▶ [Given data]
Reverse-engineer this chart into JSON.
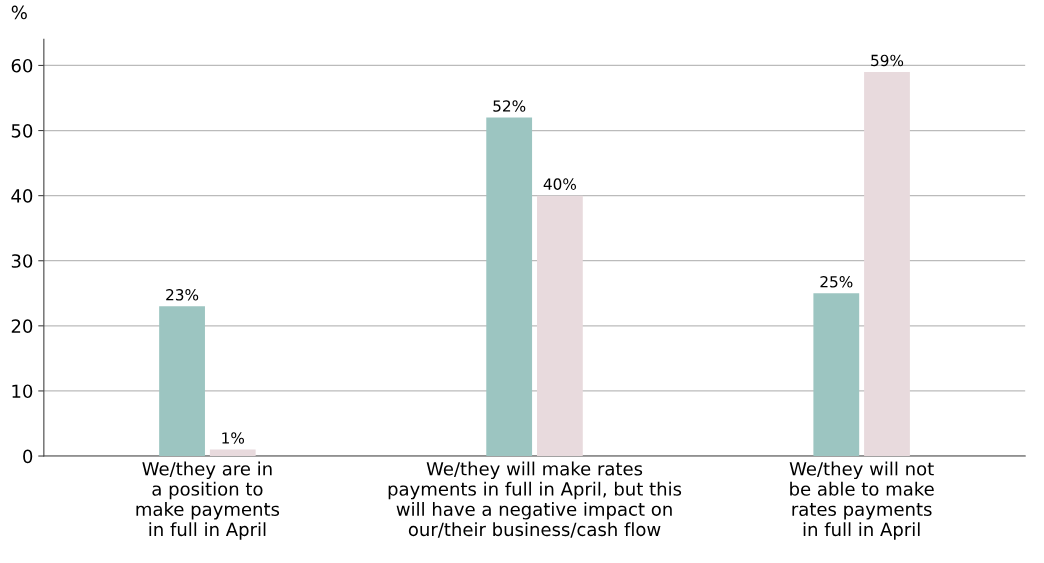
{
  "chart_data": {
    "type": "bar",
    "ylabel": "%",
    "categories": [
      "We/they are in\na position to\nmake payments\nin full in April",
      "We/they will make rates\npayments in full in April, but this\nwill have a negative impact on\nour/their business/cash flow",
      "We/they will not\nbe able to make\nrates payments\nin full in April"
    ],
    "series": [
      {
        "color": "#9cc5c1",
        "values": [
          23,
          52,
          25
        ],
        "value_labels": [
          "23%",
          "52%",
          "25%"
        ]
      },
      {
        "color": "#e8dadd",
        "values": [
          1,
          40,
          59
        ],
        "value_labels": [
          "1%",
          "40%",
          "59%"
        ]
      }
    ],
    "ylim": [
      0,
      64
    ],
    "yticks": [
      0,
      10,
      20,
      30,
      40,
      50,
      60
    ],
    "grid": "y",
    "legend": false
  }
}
...
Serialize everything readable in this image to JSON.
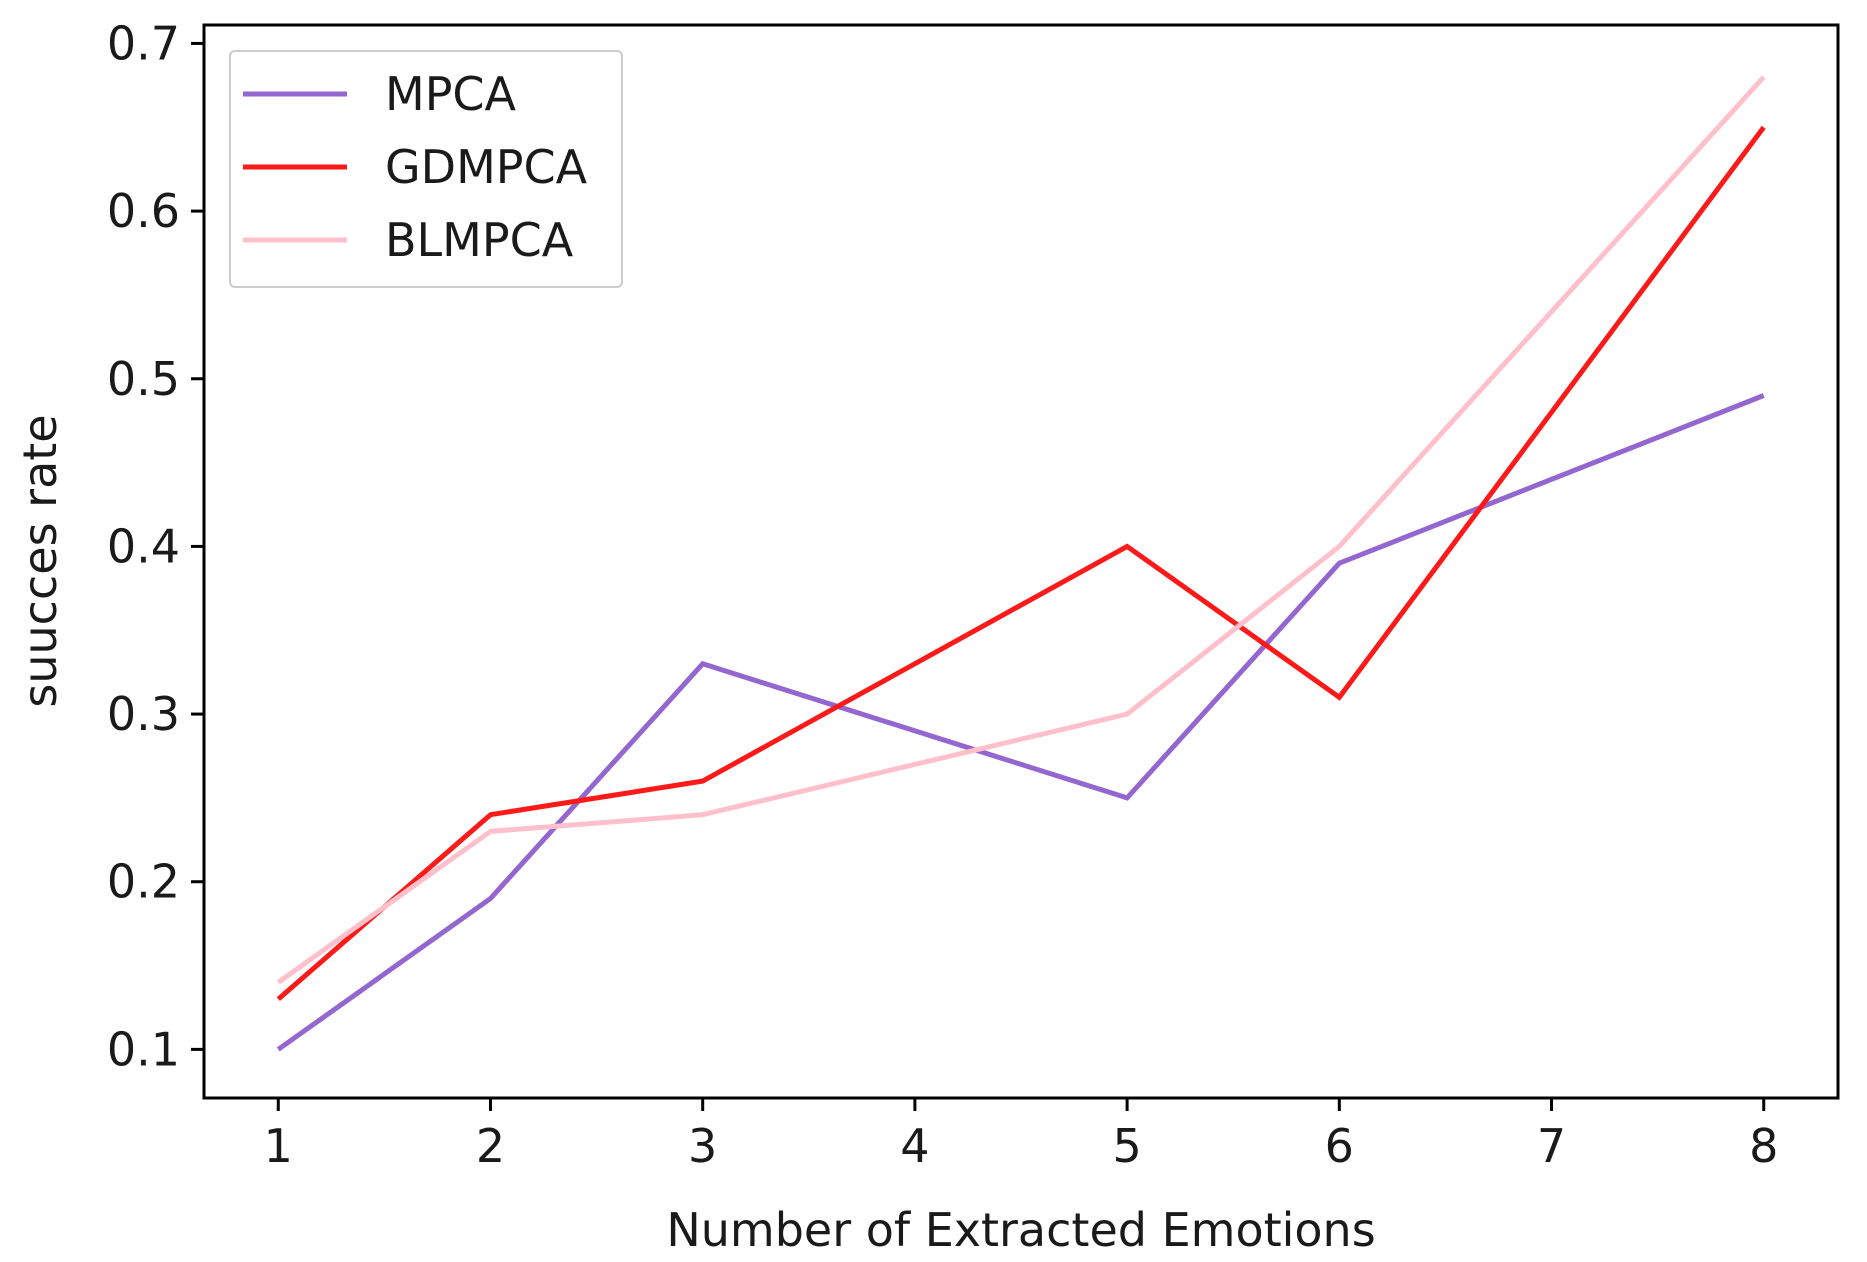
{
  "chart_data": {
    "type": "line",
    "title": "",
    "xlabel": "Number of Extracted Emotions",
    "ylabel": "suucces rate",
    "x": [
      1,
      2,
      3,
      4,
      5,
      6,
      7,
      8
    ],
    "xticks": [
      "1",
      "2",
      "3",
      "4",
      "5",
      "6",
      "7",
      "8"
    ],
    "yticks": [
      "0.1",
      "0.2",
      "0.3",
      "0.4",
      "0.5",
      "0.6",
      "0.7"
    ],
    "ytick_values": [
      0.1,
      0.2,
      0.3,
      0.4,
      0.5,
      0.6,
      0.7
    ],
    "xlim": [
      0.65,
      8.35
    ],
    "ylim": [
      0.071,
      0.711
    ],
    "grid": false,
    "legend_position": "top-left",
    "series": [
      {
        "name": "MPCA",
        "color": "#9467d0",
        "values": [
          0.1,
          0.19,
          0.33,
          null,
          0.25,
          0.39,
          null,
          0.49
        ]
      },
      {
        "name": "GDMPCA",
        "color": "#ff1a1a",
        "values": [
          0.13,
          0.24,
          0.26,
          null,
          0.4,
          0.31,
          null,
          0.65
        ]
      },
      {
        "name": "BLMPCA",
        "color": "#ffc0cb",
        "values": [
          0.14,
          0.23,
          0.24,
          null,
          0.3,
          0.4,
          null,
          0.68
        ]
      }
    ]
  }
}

▶ [Written instruction] Among the lines of the material, find those that hold the word "full" and copy them.

▶ [Task result]
      "We/they are in\na position to\nmake payments\nin full in April",
      "We/they will make rates\npayments in full in April, but this\nwill have a negative impact on\nour/their business/cash flow",
      "We/they will not\nbe able to make\nrates payments\nin full in April"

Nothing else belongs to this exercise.